--- Information provided ---

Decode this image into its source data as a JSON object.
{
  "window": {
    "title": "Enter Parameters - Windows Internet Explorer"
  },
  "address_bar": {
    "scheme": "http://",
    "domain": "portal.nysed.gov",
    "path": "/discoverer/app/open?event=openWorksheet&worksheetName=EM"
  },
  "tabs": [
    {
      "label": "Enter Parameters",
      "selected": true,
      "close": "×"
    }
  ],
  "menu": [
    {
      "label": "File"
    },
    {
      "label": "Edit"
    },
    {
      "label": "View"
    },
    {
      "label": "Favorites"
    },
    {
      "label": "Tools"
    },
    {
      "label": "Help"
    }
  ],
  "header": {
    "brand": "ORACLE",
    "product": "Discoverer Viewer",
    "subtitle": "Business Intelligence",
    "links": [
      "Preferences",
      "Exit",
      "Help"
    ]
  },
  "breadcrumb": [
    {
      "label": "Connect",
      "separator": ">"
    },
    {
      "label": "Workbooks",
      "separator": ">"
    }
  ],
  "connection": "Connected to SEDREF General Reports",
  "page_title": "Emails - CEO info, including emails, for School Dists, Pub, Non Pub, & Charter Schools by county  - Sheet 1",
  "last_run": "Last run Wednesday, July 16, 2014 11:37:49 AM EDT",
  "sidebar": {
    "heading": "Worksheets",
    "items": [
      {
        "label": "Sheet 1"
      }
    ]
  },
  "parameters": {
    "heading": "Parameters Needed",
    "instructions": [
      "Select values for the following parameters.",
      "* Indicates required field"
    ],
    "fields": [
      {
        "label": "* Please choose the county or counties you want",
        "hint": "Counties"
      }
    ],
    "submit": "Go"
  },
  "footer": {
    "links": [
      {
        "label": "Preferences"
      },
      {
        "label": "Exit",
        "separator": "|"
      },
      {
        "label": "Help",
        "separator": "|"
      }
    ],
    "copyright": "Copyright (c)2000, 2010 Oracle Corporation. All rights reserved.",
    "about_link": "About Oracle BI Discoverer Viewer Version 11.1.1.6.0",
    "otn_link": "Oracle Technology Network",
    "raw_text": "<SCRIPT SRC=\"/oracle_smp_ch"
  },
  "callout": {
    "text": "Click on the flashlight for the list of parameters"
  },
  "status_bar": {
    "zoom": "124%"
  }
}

---

# [Exercise]
Search the records for the word "county" and copy every line where it occurs.

# [Written solution]
  "page_title": "Emails - CEO info, including emails, for School Dists, Pub, Non Pub, & Charter Schools by county  - Sheet 1",
        "label": "* Please choose the county or counties you want",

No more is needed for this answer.